— begin —

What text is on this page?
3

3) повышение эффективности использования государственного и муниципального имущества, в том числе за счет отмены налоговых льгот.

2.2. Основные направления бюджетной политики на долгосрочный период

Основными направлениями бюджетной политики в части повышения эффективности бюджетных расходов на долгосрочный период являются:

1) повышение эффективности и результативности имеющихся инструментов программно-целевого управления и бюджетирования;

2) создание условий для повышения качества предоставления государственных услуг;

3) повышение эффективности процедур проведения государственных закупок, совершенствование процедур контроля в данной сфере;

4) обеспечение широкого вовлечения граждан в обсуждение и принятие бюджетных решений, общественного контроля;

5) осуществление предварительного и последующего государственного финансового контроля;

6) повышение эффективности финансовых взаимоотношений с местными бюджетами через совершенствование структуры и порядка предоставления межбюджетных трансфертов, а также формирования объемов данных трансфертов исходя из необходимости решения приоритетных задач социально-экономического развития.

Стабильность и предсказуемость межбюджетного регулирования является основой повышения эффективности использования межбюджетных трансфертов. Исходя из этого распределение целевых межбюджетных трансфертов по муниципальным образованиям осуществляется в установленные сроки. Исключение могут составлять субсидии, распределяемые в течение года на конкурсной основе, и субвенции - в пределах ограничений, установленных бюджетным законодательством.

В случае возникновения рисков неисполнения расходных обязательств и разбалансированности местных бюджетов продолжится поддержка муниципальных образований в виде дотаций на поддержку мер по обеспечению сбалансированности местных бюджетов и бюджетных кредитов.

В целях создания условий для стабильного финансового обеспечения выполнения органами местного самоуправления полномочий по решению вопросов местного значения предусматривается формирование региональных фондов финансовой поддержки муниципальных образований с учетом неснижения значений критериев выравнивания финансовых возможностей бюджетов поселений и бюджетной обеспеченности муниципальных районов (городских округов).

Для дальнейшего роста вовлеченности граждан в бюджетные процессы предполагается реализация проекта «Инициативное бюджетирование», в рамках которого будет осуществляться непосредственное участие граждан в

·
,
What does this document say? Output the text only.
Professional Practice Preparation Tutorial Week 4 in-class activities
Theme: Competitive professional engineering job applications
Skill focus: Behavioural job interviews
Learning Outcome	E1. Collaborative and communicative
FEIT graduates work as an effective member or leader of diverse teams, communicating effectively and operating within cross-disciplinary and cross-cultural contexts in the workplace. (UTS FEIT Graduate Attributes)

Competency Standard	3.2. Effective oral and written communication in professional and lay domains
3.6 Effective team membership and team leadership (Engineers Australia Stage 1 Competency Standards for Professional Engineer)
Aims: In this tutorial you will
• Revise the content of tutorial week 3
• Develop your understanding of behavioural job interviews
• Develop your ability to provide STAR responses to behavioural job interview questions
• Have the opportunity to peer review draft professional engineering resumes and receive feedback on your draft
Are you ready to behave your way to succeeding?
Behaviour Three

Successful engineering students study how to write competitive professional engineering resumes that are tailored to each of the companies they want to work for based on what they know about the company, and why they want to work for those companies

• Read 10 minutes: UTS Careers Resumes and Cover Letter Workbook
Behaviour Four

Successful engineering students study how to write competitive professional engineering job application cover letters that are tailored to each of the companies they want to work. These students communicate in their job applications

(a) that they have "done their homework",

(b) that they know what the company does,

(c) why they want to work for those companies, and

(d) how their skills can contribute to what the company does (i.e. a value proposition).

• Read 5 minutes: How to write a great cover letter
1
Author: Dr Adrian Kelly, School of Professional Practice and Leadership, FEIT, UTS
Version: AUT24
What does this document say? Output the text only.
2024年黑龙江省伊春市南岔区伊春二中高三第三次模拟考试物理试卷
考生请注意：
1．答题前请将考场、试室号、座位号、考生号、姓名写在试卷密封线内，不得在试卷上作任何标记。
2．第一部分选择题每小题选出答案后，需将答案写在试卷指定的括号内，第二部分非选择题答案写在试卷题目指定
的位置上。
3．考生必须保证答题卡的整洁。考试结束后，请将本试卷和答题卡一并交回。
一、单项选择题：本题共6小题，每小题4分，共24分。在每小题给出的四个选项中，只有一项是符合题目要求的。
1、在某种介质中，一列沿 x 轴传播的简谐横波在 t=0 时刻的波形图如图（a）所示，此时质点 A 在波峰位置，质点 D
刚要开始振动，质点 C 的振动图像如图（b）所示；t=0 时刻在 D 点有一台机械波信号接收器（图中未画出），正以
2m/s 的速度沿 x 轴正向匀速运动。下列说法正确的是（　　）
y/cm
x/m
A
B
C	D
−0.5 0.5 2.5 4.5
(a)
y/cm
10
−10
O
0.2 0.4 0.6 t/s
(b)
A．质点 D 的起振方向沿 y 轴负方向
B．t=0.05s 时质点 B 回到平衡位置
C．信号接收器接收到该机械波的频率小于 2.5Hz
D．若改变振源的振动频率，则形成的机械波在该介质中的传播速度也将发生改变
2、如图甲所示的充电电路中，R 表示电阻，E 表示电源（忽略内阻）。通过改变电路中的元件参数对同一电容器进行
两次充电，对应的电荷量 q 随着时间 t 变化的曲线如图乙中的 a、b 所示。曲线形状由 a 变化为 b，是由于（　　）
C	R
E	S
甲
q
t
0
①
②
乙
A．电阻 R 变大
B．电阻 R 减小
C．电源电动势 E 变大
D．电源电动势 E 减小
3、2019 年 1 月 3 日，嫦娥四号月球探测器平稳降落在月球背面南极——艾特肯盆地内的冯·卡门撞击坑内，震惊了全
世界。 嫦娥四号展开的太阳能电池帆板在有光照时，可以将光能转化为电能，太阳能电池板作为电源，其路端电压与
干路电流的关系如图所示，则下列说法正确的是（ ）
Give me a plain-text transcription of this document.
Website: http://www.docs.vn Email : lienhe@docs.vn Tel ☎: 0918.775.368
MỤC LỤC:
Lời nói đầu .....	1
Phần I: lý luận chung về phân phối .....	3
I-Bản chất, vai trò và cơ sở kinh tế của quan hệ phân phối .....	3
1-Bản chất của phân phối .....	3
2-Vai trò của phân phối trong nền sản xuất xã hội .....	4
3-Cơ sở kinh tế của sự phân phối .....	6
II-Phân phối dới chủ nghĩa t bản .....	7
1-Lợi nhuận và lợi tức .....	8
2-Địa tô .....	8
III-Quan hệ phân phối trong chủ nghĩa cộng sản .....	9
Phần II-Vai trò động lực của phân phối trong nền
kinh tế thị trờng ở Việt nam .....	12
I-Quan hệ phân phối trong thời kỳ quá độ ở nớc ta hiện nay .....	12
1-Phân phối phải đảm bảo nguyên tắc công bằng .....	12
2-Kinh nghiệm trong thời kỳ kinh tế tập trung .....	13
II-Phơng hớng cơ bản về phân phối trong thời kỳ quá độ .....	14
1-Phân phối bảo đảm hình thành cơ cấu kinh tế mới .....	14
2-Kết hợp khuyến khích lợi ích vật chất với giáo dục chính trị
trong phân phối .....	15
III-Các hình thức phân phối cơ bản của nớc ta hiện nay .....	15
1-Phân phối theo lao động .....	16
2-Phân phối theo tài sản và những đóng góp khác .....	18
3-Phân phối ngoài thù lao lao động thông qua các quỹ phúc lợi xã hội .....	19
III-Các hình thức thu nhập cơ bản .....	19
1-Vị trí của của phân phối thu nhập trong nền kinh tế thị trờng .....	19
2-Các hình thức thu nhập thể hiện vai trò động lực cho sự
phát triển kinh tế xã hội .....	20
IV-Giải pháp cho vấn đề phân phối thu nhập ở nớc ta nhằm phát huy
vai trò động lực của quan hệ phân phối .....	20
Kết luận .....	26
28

— end —

> _EXERCISE DESCRIPTION_
Copy out every entry again, exactly as it was given.

> _TASK RESPONSE_
What text is on this page?
3

3) повышение эффективности использования государственного и муниципального имущества, в том числе за счет отмены налоговых льгот.

2.2. Основные направления бюджетной политики на долгосрочный период

Основными направлениями бюджетной политики в части повышения эффективности бюджетных расходов на долгосрочный период являются:

1) повышение эффективности и результативности имеющихся инструментов программно-целевого управления и бюджетирования;

2) создание условий для повышения качества предоставления государственных услуг;

3) повышение эффективности процедур проведения государственных закупок, совершенствование процедур контроля в данной сфере;

4) обеспечение широкого вовлечения граждан в обсуждение и принятие бюджетных решений, общественного контроля;

5) осуществление предварительного и последующего государственного финансового контроля;

6) повышение эффективности финансовых взаимоотношений с местными бюджетами через совершенствование структуры и порядка предоставления межбюджетных трансфертов, а также формирования объемов данных трансфертов исходя из необходимости решения приоритетных задач социально-экономического развития.

Стабильность и предсказуемость межбюджетного регулирования является основой повышения эффективности использования межбюджетных трансфертов. Исходя из этого распределение целевых межбюджетных трансфертов по муниципальным образованиям осуществляется в установленные сроки. Исключение могут составлять субсидии, распределяемые в течение года на конкурсной основе, и субвенции - в пределах ограничений, установленных бюджетным законодательством.

В случае возникновения рисков неисполнения расходных обязательств и разбалансированности местных бюджетов продолжится поддержка муниципальных образований в виде дотаций на поддержку мер по обеспечению сбалансированности местных бюджетов и бюджетных кредитов.

В целях создания условий для стабильного финансового обеспечения выполнения органами местного самоуправления полномочий по решению вопросов местного значения предусматривается формирование региональных фондов финансовой поддержки муниципальных образований с учетом неснижения значений критериев выравнивания финансовых возможностей бюджетов поселений и бюджетной обеспеченности муниципальных районов (городских округов).

Для дальнейшего роста вовлеченности граждан в бюджетные процессы предполагается реализация проекта «Инициативное бюджетирование», в рамках которого будет осуществляться непосредственное участие граждан в

·
,
What does this document say? Output the text only.
Professional Practice Preparation Tutorial Week 4 in-class activities
Theme: Competitive professional engineering job applications
Skill focus: Behavioural job interviews
Learning Outcome	E1. Collaborative and communicative
FEIT graduates work as an effective member or leader of diverse teams, communicating effectively and operating within cross-disciplinary and cross-cultural contexts in the workplace. (UTS FEIT Graduate Attributes)

Competency Standard	3.2. Effective oral and written communication in professional and lay domains
3.6 Effective team membership and team leadership (Engineers Australia Stage 1 Competency Standards for Professional Engineer)
Aims: In this tutorial you will
• Revise the content of tutorial week 3
• Develop your understanding of behavioural job interviews
• Develop your ability to provide STAR responses to behavioural job interview questions
• Have the opportunity to peer review draft professional engineering resumes and receive feedback on your draft
Are you ready to behave your way to succeeding?
Behaviour Three

Successful engineering students study how to write competitive professional engineering resumes that are tailored to each of the companies they want to work for based on what they know about the company, and why they want to work for those companies

• Read 10 minutes: UTS Careers Resumes and Cover Letter Workbook
Behaviour Four

Successful engineering students study how to write competitive professional engineering job application cover letters that are tailored to each of the companies they want to work. These students communicate in their job applications

(a) that they have "done their homework",

(b) that they know what the company does,

(c) why they want to work for those companies, and

(d) how their skills can contribute to what the company does (i.e. a value proposition).

• Read 5 minutes: How to write a great cover letter
1
Author: Dr Adrian Kelly, School of Professional Practice and Leadership, FEIT, UTS
Version: AUT24
What does this document say? Output the text only.
2024年黑龙江省伊春市南岔区伊春二中高三第三次模拟考试物理试卷
考生请注意：
1．答题前请将考场、试室号、座位号、考生号、姓名写在试卷密封线内，不得在试卷上作任何标记。
2．第一部分选择题每小题选出答案后，需将答案写在试卷指定的括号内，第二部分非选择题答案写在试卷题目指定
的位置上。
3．考生必须保证答题卡的整洁。考试结束后，请将本试卷和答题卡一并交回。
一、单项选择题：本题共6小题，每小题4分，共24分。在每小题给出的四个选项中，只有一项是符合题目要求的。
1、在某种介质中，一列沿 x 轴传播的简谐横波在 t=0 时刻的波形图如图（a）所示，此时质点 A 在波峰位置，质点 D
刚要开始振动，质点 C 的振动图像如图（b）所示；t=0 时刻在 D 点有一台机械波信号接收器（图中未画出），正以
2m/s 的速度沿 x 轴正向匀速运动。下列说法正确的是（　　）
y/cm
x/m
A
B
C	D
−0.5 0.5 2.5 4.5
(a)
y/cm
10
−10
O
0.2 0.4 0.6 t/s
(b)
A．质点 D 的起振方向沿 y 轴负方向
B．t=0.05s 时质点 B 回到平衡位置
C．信号接收器接收到该机械波的频率小于 2.5Hz
D．若改变振源的振动频率，则形成的机械波在该介质中的传播速度也将发生改变
2、如图甲所示的充电电路中，R 表示电阻，E 表示电源（忽略内阻）。通过改变电路中的元件参数对同一电容器进行
两次充电，对应的电荷量 q 随着时间 t 变化的曲线如图乙中的 a、b 所示。曲线形状由 a 变化为 b，是由于（　　）
C	R
E	S
甲
q
t
0
①
②
乙
A．电阻 R 变大
B．电阻 R 减小
C．电源电动势 E 变大
D．电源电动势 E 减小
3、2019 年 1 月 3 日，嫦娥四号月球探测器平稳降落在月球背面南极——艾特肯盆地内的冯·卡门撞击坑内，震惊了全
世界。 嫦娥四号展开的太阳能电池帆板在有光照时，可以将光能转化为电能，太阳能电池板作为电源，其路端电压与
干路电流的关系如图所示，则下列说法正确的是（ ）
Give me a plain-text transcription of this document.
Website: http://www.docs.vn Email : lienhe@docs.vn Tel ☎: 0918.775.368
MỤC LỤC:
Lời nói đầu .....	1
Phần I: lý luận chung về phân phối .....	3
I-Bản chất, vai trò và cơ sở kinh tế của quan hệ phân phối .....	3
1-Bản chất của phân phối .....	3
2-Vai trò của phân phối trong nền sản xuất xã hội .....	4
3-Cơ sở kinh tế của sự phân phối .....	6
II-Phân phối dới chủ nghĩa t bản .....	7
1-Lợi nhuận và lợi tức .....	8
2-Địa tô .....	8
III-Quan hệ phân phối trong chủ nghĩa cộng sản .....	9
Phần II-Vai trò động lực của phân phối trong nền
kinh tế thị trờng ở Việt nam .....	12
I-Quan hệ phân phối trong thời kỳ quá độ ở nớc ta hiện nay .....	12
1-Phân phối phải đảm bảo nguyên tắc công bằng .....	12
2-Kinh nghiệm trong thời kỳ kinh tế tập trung .....	13
II-Phơng hớng cơ bản về phân phối trong thời kỳ quá độ .....	14
1-Phân phối bảo đảm hình thành cơ cấu kinh tế mới .....	14
2-Kết hợp khuyến khích lợi ích vật chất với giáo dục chính trị
trong phân phối .....	15
III-Các hình thức phân phối cơ bản của nớc ta hiện nay .....	15
1-Phân phối theo lao động .....	16
2-Phân phối theo tài sản và những đóng góp khác .....	18
3-Phân phối ngoài thù lao lao động thông qua các quỹ phúc lợi xã hội .....	19
III-Các hình thức thu nhập cơ bản .....	19
1-Vị trí của của phân phối thu nhập trong nền kinh tế thị trờng .....	19
2-Các hình thức thu nhập thể hiện vai trò động lực cho sự
phát triển kinh tế xã hội .....	20
IV-Giải pháp cho vấn đề phân phối thu nhập ở nớc ta nhằm phát huy
vai trò động lực của quan hệ phân phối .....	20
Kết luận .....	26
28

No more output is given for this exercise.